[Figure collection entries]
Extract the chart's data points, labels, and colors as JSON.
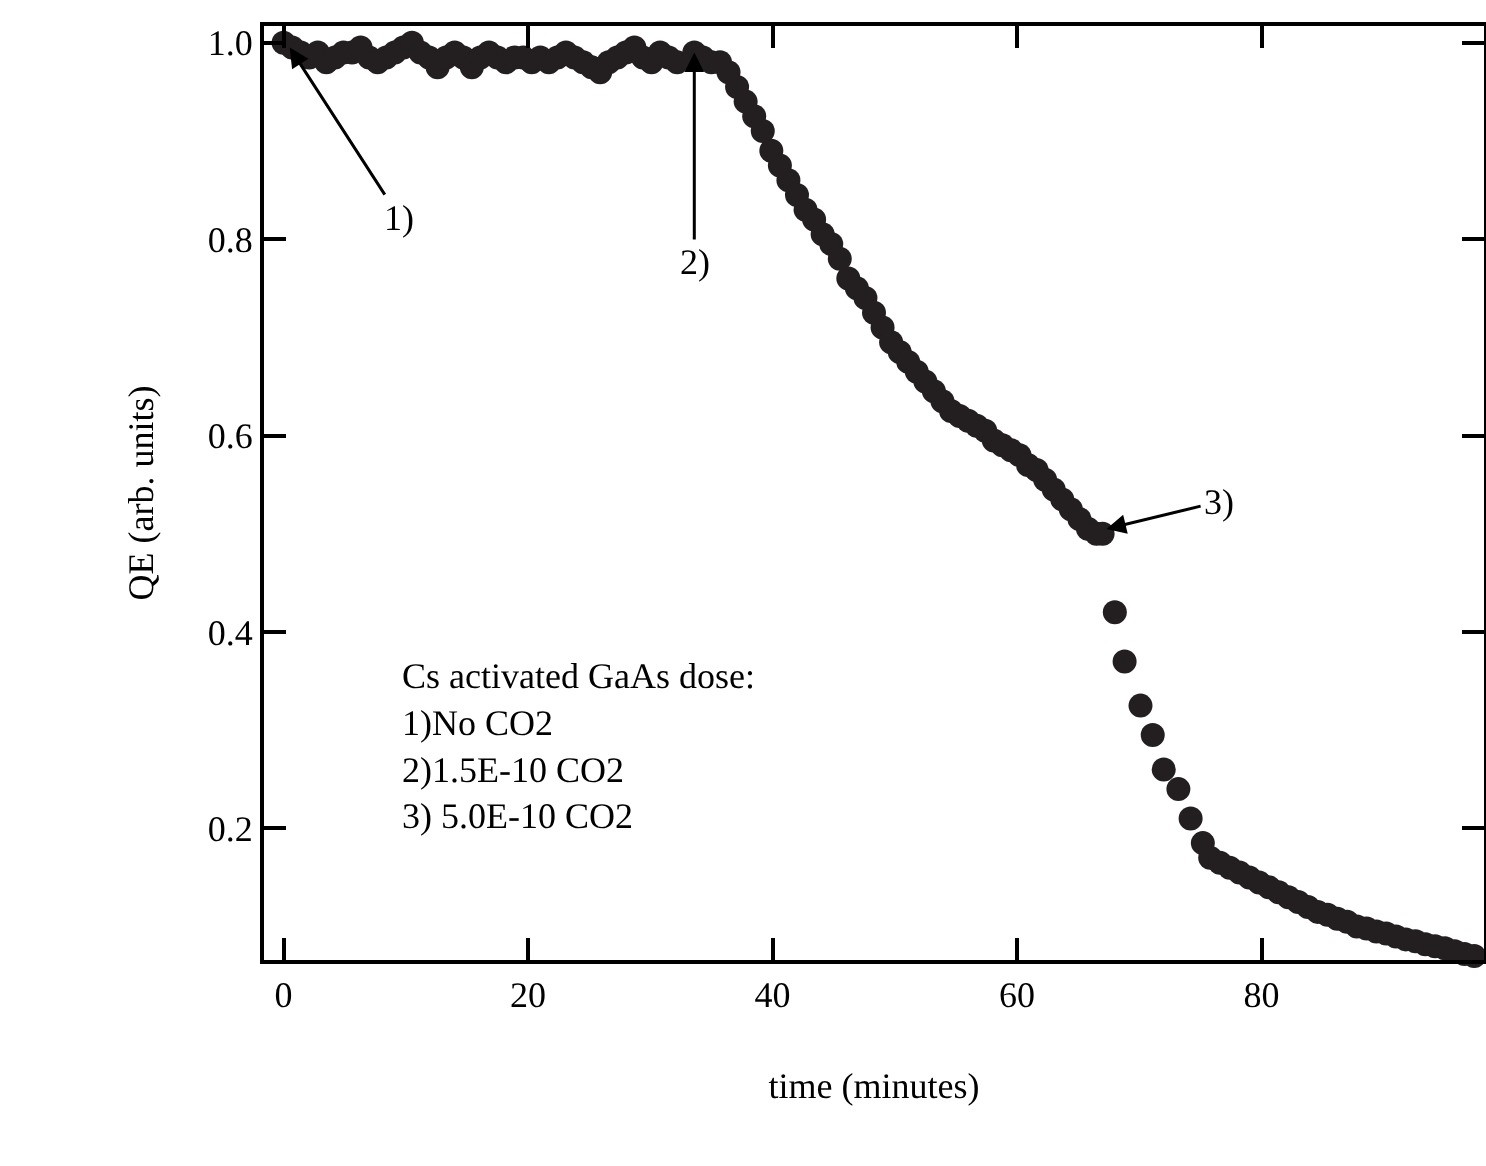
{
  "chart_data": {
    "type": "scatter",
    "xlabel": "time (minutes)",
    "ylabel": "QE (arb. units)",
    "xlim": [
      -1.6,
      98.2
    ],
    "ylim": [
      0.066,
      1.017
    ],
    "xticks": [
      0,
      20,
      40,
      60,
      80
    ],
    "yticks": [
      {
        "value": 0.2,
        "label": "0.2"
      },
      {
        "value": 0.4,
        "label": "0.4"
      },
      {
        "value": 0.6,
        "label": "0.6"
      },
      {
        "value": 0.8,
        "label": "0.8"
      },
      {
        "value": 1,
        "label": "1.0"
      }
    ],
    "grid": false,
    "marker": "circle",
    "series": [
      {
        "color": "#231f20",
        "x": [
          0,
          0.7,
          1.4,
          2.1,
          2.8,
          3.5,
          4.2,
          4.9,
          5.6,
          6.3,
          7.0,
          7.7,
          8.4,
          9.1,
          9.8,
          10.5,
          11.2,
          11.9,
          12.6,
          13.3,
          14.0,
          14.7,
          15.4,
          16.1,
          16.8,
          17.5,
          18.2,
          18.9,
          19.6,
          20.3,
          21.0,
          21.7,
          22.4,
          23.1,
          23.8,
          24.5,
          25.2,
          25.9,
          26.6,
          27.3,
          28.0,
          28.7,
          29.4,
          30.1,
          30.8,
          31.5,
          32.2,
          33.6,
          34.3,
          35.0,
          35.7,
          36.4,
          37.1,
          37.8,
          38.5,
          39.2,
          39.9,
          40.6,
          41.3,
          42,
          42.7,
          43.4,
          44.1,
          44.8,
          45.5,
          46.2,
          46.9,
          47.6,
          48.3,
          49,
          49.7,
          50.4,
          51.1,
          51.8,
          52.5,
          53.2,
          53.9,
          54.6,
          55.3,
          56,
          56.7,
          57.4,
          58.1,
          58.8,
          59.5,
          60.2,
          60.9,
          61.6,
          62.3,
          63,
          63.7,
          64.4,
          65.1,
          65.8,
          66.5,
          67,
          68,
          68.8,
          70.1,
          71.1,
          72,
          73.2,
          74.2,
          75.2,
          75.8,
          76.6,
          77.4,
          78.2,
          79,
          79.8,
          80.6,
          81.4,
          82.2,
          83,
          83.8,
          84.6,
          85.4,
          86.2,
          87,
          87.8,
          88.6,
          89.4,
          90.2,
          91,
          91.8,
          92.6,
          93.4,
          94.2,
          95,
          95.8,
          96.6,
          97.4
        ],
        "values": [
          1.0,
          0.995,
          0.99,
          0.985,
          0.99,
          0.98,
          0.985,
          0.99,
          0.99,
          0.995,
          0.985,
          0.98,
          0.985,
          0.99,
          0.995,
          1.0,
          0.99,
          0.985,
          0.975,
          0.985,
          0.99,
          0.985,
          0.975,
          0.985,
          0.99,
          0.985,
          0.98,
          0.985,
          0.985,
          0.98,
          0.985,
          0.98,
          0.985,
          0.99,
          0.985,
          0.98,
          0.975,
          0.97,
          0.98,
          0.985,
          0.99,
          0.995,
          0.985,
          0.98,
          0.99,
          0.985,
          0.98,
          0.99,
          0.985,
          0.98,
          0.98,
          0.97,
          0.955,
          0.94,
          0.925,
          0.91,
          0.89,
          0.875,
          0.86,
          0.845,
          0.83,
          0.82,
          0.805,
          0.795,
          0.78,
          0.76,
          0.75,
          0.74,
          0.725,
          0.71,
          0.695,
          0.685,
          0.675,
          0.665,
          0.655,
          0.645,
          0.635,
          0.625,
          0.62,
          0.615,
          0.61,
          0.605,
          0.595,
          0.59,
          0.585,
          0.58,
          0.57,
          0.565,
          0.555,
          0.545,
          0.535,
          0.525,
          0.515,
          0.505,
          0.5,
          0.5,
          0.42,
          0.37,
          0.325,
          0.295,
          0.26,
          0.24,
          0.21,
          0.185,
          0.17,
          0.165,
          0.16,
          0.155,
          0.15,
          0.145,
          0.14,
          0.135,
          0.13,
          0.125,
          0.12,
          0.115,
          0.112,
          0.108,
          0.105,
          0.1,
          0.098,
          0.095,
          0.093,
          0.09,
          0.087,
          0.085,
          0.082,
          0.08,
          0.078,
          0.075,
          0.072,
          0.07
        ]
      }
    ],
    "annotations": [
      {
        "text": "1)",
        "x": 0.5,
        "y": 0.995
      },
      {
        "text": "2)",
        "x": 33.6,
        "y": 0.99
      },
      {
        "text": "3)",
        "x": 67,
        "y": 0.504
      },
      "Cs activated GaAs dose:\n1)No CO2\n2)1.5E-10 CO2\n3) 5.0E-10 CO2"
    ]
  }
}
---
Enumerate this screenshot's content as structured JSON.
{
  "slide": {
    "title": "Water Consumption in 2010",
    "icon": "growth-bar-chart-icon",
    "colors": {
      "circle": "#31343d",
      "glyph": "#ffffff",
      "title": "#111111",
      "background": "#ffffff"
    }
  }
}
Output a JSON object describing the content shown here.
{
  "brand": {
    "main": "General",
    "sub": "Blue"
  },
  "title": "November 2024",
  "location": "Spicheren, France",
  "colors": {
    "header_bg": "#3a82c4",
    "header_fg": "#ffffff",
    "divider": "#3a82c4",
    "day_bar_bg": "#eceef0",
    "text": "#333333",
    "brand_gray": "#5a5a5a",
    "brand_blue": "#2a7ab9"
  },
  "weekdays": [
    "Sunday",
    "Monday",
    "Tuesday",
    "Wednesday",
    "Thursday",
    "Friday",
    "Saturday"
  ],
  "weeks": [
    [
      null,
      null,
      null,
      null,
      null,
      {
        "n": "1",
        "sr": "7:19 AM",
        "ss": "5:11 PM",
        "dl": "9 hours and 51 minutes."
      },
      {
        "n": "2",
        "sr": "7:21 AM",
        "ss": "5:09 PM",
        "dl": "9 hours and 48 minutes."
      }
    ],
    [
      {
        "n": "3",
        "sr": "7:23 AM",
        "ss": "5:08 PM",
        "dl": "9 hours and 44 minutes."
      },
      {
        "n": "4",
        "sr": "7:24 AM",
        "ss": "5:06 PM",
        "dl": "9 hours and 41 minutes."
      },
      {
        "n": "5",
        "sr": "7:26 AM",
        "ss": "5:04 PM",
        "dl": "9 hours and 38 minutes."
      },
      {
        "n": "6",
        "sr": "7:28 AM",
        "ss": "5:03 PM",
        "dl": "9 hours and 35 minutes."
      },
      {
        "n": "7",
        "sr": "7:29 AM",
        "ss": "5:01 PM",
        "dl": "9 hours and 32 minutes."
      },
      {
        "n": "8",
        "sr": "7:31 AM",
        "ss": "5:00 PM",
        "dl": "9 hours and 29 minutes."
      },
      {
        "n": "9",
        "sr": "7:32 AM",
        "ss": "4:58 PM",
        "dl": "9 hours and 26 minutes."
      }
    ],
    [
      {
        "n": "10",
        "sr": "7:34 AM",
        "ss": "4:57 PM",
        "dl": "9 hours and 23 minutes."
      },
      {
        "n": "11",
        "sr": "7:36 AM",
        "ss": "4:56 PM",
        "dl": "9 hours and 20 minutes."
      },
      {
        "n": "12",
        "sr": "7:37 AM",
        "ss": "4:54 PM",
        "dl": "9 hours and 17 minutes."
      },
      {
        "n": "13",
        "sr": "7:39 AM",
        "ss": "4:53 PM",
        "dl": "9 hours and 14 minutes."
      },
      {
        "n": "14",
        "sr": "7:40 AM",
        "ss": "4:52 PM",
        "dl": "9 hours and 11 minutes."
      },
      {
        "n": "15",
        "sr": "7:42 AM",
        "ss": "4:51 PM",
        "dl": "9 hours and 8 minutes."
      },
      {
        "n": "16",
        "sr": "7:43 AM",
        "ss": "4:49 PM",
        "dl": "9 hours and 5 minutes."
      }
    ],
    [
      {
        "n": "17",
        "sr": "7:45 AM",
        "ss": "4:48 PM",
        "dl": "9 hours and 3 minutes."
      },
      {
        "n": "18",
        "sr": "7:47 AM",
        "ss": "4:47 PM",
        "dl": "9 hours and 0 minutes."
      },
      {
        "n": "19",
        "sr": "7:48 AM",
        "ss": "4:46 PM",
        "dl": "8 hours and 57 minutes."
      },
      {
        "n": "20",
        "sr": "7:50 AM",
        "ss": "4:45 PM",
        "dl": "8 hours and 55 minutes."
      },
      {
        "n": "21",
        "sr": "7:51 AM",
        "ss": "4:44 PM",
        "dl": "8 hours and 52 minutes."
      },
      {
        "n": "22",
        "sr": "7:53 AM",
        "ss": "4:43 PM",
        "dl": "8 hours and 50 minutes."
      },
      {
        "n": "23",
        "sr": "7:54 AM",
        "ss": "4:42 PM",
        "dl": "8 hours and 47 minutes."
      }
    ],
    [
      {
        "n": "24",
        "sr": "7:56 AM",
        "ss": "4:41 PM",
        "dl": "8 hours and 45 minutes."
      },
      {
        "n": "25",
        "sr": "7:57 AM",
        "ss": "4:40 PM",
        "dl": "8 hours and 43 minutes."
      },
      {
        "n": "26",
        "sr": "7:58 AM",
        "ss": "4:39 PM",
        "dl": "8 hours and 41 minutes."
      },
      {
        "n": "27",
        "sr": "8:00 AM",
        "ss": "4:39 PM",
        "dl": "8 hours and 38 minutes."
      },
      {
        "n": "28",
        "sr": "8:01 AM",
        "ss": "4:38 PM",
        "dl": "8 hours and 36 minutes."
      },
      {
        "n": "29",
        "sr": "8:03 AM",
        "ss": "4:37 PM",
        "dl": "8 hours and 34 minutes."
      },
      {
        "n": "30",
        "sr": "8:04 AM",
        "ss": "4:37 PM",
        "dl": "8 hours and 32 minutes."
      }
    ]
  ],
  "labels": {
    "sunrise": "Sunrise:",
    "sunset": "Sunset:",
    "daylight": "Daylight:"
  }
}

■ What needs to be done ■
Search the entries for the word "colors" and copy every line that has it.

■ Written solution ■
Extract the chart's data points, labels, and colors as JSON.
    "colors": {
  "colors": {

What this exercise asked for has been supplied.